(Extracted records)
· · · · · · ·

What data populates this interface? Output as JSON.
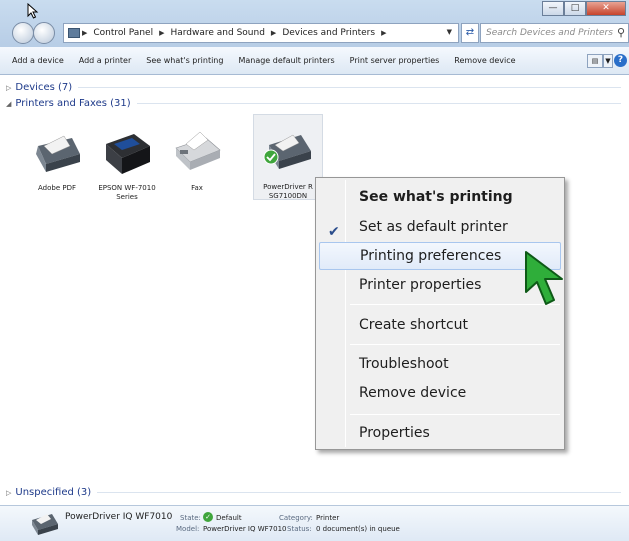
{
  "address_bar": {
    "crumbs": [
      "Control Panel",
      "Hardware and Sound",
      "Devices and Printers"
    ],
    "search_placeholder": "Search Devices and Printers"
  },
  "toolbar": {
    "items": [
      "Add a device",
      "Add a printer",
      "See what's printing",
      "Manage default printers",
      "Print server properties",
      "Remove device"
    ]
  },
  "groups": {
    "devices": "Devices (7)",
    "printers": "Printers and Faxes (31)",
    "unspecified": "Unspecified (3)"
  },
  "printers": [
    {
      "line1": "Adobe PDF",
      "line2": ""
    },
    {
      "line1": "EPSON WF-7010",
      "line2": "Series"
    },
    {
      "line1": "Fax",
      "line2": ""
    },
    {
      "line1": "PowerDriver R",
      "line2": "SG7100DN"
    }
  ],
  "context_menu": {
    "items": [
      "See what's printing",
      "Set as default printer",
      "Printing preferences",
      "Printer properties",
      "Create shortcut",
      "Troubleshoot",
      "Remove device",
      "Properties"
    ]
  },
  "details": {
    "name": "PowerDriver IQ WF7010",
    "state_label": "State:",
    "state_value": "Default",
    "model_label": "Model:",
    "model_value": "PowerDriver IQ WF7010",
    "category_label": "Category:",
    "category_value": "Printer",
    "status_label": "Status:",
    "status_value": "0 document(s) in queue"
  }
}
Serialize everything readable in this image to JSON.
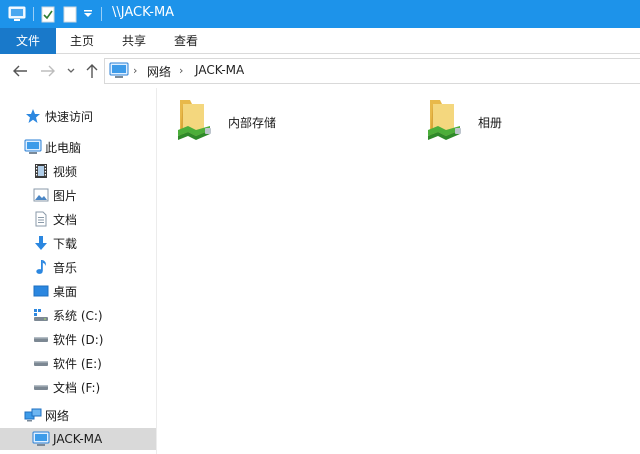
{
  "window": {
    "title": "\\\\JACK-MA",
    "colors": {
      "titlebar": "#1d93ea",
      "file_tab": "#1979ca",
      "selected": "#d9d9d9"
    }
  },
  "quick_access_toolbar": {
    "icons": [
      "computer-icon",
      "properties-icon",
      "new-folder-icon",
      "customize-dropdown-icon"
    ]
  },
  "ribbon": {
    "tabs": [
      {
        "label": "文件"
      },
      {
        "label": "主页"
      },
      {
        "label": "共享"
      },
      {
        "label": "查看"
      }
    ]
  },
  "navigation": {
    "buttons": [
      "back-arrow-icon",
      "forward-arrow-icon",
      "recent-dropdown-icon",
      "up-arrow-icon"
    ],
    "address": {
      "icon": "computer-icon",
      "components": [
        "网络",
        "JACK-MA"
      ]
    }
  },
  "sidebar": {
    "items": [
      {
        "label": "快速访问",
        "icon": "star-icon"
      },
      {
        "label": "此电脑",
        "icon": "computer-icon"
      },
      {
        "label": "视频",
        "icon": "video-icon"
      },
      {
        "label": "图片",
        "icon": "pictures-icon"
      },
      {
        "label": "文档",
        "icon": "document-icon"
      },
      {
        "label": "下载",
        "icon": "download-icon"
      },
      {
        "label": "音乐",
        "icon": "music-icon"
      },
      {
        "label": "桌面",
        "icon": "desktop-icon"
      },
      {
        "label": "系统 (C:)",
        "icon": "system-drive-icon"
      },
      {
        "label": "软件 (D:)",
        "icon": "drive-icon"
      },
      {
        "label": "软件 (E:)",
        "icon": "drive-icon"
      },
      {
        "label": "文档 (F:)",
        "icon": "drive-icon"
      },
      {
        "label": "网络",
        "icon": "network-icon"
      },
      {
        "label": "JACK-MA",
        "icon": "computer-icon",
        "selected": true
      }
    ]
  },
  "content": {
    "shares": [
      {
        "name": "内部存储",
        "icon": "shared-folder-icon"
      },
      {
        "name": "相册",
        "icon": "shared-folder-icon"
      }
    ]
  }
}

· · · · · · ·

◆ Written exercise:
Extract all the data above exactly, excluding every picture.

◆ Response:
What data populates this interface? Output as JSON.
{
  "address_bar": {
    "crumbs": [
      "Control Panel",
      "Hardware and Sound",
      "Devices and Printers"
    ],
    "search_placeholder": "Search Devices and Printers"
  },
  "toolbar": {
    "items": [
      "Add a device",
      "Add a printer",
      "See what's printing",
      "Manage default printers",
      "Print server properties",
      "Remove device"
    ]
  },
  "groups": {
    "devices": "Devices (7)",
    "printers": "Printers and Faxes (31)",
    "unspecified": "Unspecified (3)"
  },
  "printers": [
    {
      "line1": "Adobe PDF",
      "line2": ""
    },
    {
      "line1": "EPSON WF-7010",
      "line2": "Series"
    },
    {
      "line1": "Fax",
      "line2": ""
    },
    {
      "line1": "PowerDriver R",
      "line2": "SG7100DN"
    }
  ],
  "context_menu": {
    "items": [
      "See what's printing",
      "Set as default printer",
      "Printing preferences",
      "Printer properties",
      "Create shortcut",
      "Troubleshoot",
      "Remove device",
      "Properties"
    ]
  },
  "details": {
    "name": "PowerDriver IQ WF7010",
    "state_label": "State:",
    "state_value": "Default",
    "model_label": "Model:",
    "model_value": "PowerDriver IQ WF7010",
    "category_label": "Category:",
    "category_value": "Printer",
    "status_label": "Status:",
    "status_value": "0 document(s) in queue"
  }
}
Serialize everything readable in this image to JSON.
{
  "window": {
    "title": "\\\\JACK-MA",
    "colors": {
      "titlebar": "#1d93ea",
      "file_tab": "#1979ca",
      "selected": "#d9d9d9"
    }
  },
  "quick_access_toolbar": {
    "icons": [
      "computer-icon",
      "properties-icon",
      "new-folder-icon",
      "customize-dropdown-icon"
    ]
  },
  "ribbon": {
    "tabs": [
      {
        "label": "文件"
      },
      {
        "label": "主页"
      },
      {
        "label": "共享"
      },
      {
        "label": "查看"
      }
    ]
  },
  "navigation": {
    "buttons": [
      "back-arrow-icon",
      "forward-arrow-icon",
      "recent-dropdown-icon",
      "up-arrow-icon"
    ],
    "address": {
      "icon": "computer-icon",
      "components": [
        "网络",
        "JACK-MA"
      ]
    }
  },
  "sidebar": {
    "items": [
      {
        "label": "快速访问",
        "icon": "star-icon"
      },
      {
        "label": "此电脑",
        "icon": "computer-icon"
      },
      {
        "label": "视频",
        "icon": "video-icon"
      },
      {
        "label": "图片",
        "icon": "pictures-icon"
      },
      {
        "label": "文档",
        "icon": "document-icon"
      },
      {
        "label": "下载",
        "icon": "download-icon"
      },
      {
        "label": "音乐",
        "icon": "music-icon"
      },
      {
        "label": "桌面",
        "icon": "desktop-icon"
      },
      {
        "label": "系统 (C:)",
        "icon": "system-drive-icon"
      },
      {
        "label": "软件 (D:)",
        "icon": "drive-icon"
      },
      {
        "label": "软件 (E:)",
        "icon": "drive-icon"
      },
      {
        "label": "文档 (F:)",
        "icon": "drive-icon"
      },
      {
        "label": "网络",
        "icon": "network-icon"
      },
      {
        "label": "JACK-MA",
        "icon": "computer-icon",
        "selected": true
      }
    ]
  },
  "content": {
    "shares": [
      {
        "name": "内部存储",
        "icon": "shared-folder-icon"
      },
      {
        "name": "相册",
        "icon": "shared-folder-icon"
      }
    ]
  }
}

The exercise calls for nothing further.